What is needed: In your copy, leave out the pictures and repeat the entries below exactly.

Available records:
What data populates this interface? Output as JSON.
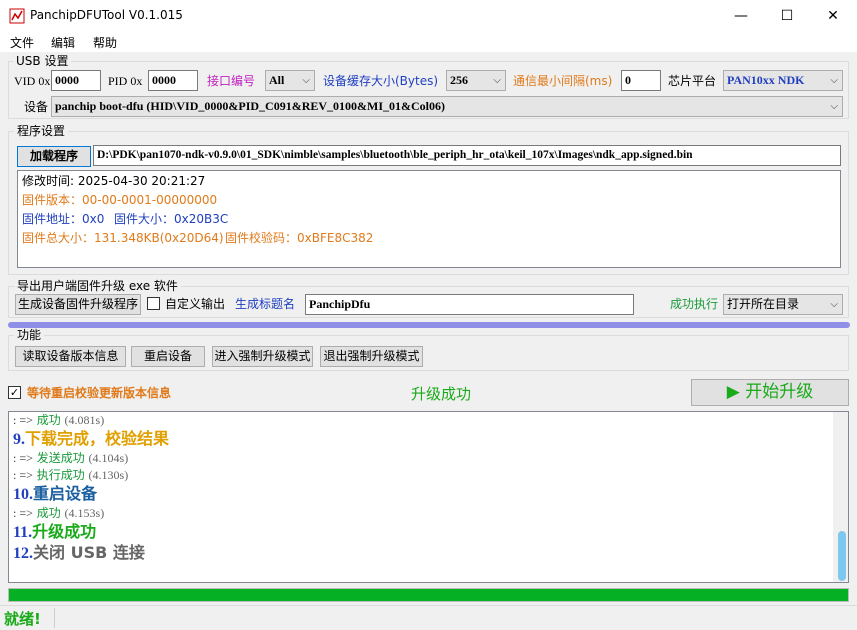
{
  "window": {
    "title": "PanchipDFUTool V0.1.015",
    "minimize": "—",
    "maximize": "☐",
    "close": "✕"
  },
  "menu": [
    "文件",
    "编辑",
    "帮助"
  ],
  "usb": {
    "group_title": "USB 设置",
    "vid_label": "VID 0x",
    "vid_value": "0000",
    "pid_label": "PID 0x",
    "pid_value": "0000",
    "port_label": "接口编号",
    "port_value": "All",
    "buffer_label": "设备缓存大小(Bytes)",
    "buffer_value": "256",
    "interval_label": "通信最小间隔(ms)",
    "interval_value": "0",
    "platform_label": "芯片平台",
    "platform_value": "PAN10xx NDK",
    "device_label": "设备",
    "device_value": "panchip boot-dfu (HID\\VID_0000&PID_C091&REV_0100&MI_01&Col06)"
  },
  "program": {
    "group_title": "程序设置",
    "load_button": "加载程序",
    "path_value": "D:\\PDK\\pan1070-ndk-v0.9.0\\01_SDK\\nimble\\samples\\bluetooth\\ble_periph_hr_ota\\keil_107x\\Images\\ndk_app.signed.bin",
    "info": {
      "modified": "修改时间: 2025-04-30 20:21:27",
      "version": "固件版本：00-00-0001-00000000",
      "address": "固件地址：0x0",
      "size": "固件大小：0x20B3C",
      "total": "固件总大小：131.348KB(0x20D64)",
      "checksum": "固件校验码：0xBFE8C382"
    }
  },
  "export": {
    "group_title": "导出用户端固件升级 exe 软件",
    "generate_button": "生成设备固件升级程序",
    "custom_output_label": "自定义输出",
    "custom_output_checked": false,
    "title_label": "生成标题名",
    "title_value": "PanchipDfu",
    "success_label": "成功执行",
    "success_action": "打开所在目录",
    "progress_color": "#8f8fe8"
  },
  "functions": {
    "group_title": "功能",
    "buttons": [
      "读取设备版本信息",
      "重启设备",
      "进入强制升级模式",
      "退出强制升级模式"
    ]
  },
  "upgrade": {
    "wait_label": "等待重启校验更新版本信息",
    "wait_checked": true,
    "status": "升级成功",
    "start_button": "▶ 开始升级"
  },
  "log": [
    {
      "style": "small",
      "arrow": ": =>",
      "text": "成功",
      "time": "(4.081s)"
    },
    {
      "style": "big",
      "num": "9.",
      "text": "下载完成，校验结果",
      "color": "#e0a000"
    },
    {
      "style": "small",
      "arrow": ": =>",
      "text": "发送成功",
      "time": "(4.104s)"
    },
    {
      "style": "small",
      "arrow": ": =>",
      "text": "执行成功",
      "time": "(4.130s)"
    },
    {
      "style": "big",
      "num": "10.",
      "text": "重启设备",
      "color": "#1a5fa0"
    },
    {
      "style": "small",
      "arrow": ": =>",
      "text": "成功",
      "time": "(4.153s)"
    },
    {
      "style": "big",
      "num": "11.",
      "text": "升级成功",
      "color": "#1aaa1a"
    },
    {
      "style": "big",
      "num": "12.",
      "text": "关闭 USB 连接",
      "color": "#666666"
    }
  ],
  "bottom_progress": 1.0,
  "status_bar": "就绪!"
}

Result of this task:
What data populates this interface? Output as JSON.
{
  "window": {
    "title": "PanchipDFUTool V0.1.015",
    "minimize": "—",
    "maximize": "☐",
    "close": "✕"
  },
  "menu": [
    "文件",
    "编辑",
    "帮助"
  ],
  "usb": {
    "group_title": "USB 设置",
    "vid_label": "VID 0x",
    "vid_value": "0000",
    "pid_label": "PID 0x",
    "pid_value": "0000",
    "port_label": "接口编号",
    "port_value": "All",
    "buffer_label": "设备缓存大小(Bytes)",
    "buffer_value": "256",
    "interval_label": "通信最小间隔(ms)",
    "interval_value": "0",
    "platform_label": "芯片平台",
    "platform_value": "PAN10xx NDK",
    "device_label": "设备",
    "device_value": "panchip boot-dfu (HID\\VID_0000&PID_C091&REV_0100&MI_01&Col06)"
  },
  "program": {
    "group_title": "程序设置",
    "load_button": "加载程序",
    "path_value": "D:\\PDK\\pan1070-ndk-v0.9.0\\01_SDK\\nimble\\samples\\bluetooth\\ble_periph_hr_ota\\keil_107x\\Images\\ndk_app.signed.bin",
    "info": {
      "modified": "修改时间: 2025-04-30 20:21:27",
      "version": "固件版本：00-00-0001-00000000",
      "address": "固件地址：0x0",
      "size": "固件大小：0x20B3C",
      "total": "固件总大小：131.348KB(0x20D64)",
      "checksum": "固件校验码：0xBFE8C382"
    }
  },
  "export": {
    "group_title": "导出用户端固件升级 exe 软件",
    "generate_button": "生成设备固件升级程序",
    "custom_output_label": "自定义输出",
    "custom_output_checked": false,
    "title_label": "生成标题名",
    "title_value": "PanchipDfu",
    "success_label": "成功执行",
    "success_action": "打开所在目录",
    "progress_color": "#8f8fe8"
  },
  "functions": {
    "group_title": "功能",
    "buttons": [
      "读取设备版本信息",
      "重启设备",
      "进入强制升级模式",
      "退出强制升级模式"
    ]
  },
  "upgrade": {
    "wait_label": "等待重启校验更新版本信息",
    "wait_checked": true,
    "status": "升级成功",
    "start_button": "▶ 开始升级"
  },
  "log": [
    {
      "style": "small",
      "arrow": ": =>",
      "text": "成功",
      "time": "(4.081s)"
    },
    {
      "style": "big",
      "num": "9.",
      "text": "下载完成，校验结果",
      "color": "#e0a000"
    },
    {
      "style": "small",
      "arrow": ": =>",
      "text": "发送成功",
      "time": "(4.104s)"
    },
    {
      "style": "small",
      "arrow": ": =>",
      "text": "执行成功",
      "time": "(4.130s)"
    },
    {
      "style": "big",
      "num": "10.",
      "text": "重启设备",
      "color": "#1a5fa0"
    },
    {
      "style": "small",
      "arrow": ": =>",
      "text": "成功",
      "time": "(4.153s)"
    },
    {
      "style": "big",
      "num": "11.",
      "text": "升级成功",
      "color": "#1aaa1a"
    },
    {
      "style": "big",
      "num": "12.",
      "text": "关闭 USB 连接",
      "color": "#666666"
    }
  ],
  "bottom_progress": 1.0,
  "status_bar": "就绪!"
}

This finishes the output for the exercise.